# What you should do
Count how many lines of the material hold "this". Respond with that number alone.

☆ ☆ ☆ ☆ ☆ ☆ ☆

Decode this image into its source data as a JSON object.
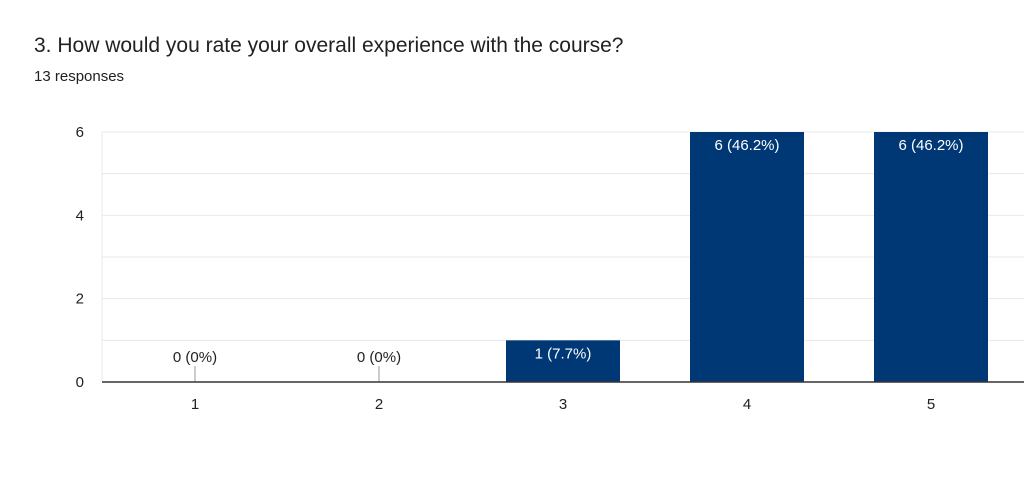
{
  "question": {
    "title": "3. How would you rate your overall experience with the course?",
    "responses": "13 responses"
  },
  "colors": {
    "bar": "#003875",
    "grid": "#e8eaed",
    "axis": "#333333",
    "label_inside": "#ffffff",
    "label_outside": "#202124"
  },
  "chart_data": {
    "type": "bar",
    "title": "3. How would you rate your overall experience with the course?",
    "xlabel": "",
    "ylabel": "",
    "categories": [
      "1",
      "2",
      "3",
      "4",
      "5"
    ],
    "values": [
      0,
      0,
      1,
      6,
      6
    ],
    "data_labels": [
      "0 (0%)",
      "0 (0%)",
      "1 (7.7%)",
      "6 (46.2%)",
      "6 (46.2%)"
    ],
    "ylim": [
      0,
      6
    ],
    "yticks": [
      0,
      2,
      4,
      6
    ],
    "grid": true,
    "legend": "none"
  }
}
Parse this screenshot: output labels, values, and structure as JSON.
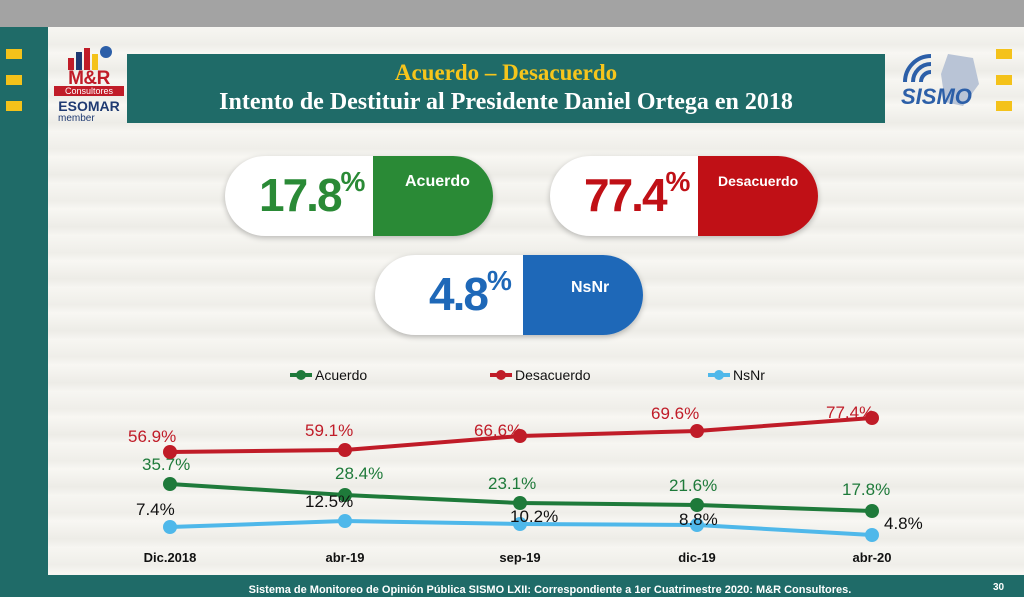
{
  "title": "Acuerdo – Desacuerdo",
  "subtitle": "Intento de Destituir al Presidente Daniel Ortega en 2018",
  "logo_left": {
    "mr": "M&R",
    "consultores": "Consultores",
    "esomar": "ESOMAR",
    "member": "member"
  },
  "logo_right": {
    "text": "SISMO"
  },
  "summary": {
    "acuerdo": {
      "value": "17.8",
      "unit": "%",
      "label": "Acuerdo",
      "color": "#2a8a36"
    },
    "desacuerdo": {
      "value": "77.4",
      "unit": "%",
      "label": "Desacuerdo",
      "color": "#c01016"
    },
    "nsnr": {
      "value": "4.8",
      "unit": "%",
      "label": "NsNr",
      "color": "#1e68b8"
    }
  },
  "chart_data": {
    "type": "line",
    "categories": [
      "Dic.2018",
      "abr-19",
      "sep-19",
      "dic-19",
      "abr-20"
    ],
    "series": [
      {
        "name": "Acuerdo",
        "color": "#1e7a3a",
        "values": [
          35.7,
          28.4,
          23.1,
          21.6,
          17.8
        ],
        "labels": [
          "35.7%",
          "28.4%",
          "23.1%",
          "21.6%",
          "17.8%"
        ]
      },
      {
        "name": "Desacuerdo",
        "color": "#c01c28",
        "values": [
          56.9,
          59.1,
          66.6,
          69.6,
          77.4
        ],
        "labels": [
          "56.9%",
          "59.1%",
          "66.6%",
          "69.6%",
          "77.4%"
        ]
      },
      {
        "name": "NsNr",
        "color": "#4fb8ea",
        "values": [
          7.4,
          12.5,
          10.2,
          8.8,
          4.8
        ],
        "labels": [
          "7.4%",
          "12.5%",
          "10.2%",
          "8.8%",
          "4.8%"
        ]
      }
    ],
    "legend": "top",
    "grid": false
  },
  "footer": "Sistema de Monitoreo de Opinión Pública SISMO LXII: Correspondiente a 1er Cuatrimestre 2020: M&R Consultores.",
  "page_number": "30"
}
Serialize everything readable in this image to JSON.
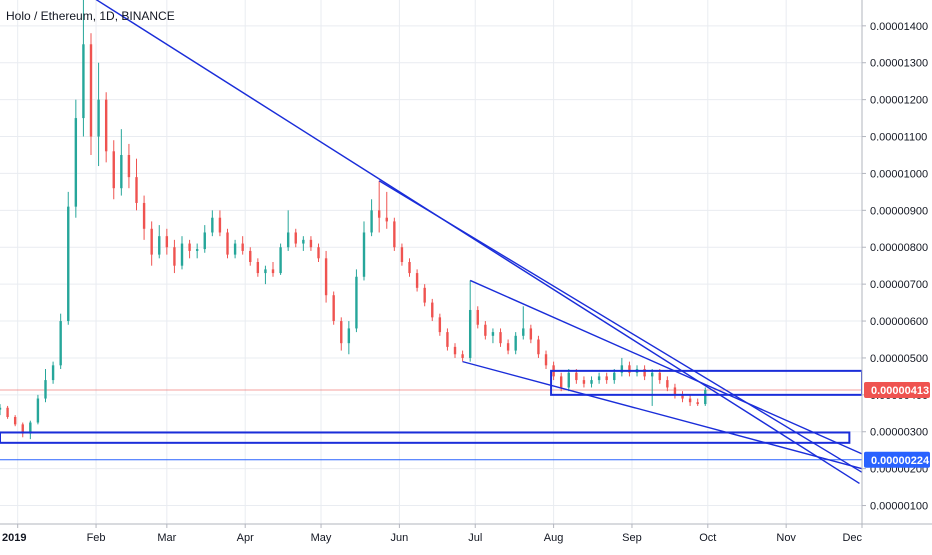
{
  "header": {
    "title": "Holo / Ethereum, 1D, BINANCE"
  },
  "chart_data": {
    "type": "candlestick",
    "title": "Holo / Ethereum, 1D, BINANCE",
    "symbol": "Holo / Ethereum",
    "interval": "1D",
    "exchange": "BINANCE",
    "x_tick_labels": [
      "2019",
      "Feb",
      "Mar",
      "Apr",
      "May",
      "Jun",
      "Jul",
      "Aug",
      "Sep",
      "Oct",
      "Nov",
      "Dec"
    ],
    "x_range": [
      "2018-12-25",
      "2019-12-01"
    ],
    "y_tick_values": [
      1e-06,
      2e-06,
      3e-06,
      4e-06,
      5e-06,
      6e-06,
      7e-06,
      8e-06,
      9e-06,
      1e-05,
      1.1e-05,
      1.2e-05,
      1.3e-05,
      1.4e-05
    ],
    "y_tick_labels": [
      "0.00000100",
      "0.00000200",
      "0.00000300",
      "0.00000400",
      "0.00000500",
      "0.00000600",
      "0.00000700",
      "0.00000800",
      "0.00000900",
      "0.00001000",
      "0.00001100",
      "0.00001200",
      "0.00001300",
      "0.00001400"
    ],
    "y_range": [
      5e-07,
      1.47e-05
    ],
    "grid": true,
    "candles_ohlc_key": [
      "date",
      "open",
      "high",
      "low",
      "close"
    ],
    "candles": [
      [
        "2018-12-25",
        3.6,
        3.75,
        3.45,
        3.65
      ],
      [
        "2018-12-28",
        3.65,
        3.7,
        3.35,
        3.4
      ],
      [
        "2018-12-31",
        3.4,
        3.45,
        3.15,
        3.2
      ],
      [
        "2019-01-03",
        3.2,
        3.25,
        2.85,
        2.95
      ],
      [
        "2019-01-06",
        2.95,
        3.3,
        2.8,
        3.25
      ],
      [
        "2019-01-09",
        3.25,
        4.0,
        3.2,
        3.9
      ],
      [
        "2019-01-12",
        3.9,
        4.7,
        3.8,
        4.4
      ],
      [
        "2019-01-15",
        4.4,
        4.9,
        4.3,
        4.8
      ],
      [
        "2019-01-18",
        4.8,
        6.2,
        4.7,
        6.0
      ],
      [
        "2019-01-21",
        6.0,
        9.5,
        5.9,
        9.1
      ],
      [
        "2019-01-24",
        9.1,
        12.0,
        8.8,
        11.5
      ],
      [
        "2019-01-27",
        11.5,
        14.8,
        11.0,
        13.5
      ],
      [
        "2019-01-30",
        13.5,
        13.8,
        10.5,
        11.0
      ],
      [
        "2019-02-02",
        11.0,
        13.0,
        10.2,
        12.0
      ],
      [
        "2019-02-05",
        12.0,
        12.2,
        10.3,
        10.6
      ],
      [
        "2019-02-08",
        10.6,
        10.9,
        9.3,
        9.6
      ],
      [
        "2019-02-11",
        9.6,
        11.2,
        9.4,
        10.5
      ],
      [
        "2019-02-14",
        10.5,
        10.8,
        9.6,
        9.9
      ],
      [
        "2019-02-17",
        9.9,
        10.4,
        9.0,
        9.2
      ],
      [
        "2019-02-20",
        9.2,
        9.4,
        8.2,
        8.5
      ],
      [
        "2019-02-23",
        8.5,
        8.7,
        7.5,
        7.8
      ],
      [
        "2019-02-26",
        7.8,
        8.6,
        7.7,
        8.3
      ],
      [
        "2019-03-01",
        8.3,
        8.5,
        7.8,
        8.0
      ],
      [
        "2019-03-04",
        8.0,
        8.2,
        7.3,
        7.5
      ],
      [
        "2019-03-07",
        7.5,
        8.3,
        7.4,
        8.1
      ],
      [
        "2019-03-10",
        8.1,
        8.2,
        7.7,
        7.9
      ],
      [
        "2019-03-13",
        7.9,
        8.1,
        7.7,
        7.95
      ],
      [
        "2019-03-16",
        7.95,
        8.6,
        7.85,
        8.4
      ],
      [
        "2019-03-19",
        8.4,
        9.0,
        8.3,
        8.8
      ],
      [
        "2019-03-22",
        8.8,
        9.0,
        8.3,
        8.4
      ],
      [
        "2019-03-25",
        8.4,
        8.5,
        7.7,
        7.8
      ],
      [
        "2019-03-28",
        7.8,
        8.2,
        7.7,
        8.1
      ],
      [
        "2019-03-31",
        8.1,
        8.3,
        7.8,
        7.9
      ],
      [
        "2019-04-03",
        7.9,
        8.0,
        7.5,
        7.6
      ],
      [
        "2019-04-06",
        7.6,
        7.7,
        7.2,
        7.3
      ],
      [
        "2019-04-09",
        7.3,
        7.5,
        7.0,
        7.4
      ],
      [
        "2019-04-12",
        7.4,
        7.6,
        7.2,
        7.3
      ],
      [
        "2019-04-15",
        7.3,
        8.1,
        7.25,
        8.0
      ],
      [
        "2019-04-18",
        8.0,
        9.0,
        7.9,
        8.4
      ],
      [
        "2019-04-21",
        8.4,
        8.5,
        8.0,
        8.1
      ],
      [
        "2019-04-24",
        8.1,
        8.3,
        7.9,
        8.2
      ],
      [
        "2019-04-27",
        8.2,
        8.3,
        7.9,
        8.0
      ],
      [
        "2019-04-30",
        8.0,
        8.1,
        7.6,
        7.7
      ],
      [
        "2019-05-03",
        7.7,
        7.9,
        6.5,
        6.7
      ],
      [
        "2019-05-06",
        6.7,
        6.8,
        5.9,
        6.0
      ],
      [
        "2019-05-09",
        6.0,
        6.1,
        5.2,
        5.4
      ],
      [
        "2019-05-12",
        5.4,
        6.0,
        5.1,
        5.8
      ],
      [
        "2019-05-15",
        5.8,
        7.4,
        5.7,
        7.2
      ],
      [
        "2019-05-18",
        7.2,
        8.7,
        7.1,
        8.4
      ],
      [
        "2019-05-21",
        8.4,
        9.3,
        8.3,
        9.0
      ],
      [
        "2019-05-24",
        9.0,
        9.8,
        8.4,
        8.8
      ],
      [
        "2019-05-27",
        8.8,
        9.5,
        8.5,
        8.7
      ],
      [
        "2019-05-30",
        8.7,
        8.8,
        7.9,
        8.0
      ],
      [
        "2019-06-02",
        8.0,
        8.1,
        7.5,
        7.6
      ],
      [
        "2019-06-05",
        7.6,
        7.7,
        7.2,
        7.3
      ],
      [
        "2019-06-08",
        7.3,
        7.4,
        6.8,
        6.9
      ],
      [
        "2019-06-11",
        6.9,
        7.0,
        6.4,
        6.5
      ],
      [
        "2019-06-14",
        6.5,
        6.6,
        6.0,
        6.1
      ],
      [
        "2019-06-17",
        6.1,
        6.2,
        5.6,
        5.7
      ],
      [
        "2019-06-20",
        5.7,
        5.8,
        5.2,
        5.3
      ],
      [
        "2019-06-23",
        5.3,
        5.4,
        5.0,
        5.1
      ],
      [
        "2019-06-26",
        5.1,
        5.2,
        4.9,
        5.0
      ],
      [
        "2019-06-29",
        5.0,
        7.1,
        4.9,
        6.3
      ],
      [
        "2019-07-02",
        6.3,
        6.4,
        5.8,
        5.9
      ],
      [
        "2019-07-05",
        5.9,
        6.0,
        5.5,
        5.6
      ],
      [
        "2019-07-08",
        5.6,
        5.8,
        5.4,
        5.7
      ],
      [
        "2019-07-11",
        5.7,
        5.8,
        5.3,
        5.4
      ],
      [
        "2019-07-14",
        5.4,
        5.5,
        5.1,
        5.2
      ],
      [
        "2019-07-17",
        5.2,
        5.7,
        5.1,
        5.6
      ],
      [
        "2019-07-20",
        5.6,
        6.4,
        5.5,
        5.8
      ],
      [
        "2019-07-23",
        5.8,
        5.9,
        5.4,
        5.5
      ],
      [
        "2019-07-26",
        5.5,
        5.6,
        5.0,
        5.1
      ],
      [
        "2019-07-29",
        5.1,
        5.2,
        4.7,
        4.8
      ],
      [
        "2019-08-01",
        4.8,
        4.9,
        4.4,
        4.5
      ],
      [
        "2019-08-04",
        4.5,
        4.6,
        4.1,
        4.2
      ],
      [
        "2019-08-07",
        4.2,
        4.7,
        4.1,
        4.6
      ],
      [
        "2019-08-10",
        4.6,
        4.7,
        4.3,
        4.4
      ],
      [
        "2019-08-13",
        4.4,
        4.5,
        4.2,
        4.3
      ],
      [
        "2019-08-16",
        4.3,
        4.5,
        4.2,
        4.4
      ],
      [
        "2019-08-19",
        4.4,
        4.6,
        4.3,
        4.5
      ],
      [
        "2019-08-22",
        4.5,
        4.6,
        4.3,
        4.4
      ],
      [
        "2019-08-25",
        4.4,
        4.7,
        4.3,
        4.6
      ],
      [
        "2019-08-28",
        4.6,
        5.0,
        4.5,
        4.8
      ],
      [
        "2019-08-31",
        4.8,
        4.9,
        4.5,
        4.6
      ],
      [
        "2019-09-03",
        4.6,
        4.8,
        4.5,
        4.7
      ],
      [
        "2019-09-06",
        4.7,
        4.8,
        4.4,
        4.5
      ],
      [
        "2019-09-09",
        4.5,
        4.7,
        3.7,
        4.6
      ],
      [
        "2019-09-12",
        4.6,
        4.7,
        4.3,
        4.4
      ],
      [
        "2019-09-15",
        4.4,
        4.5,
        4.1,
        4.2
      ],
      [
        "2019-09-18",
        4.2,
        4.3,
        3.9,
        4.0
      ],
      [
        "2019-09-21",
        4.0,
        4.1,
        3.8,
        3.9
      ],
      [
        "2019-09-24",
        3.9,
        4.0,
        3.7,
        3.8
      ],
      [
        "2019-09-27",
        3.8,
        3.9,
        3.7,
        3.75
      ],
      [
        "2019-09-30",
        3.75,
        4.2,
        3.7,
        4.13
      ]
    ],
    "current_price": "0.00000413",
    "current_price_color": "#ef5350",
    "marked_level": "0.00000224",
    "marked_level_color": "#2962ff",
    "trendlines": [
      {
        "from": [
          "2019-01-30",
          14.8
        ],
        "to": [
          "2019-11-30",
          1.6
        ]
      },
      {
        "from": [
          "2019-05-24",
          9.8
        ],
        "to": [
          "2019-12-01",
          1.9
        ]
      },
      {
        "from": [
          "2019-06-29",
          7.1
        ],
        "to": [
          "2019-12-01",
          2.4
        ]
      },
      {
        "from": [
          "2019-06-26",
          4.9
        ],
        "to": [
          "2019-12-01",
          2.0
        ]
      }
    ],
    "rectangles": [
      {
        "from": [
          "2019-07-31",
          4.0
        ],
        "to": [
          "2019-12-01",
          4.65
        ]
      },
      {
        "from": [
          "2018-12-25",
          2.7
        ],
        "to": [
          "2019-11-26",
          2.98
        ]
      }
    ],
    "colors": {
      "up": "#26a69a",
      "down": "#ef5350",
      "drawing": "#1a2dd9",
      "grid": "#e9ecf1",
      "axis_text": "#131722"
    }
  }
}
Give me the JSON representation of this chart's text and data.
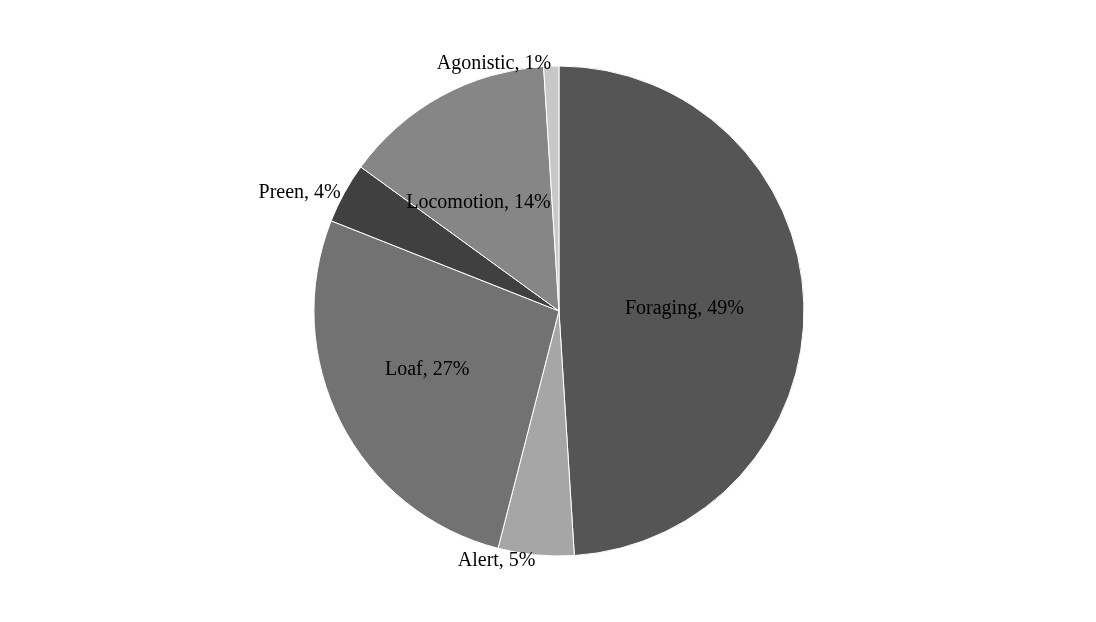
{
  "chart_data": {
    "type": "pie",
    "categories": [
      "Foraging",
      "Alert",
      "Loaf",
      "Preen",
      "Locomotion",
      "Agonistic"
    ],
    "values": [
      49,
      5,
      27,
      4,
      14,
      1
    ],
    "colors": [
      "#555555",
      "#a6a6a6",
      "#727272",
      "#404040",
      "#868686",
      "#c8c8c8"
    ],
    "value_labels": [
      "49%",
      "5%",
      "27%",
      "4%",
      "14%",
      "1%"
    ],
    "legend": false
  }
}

☆ ☆ ☆ ☆ ☆ ☆ ☆

# Written answer
4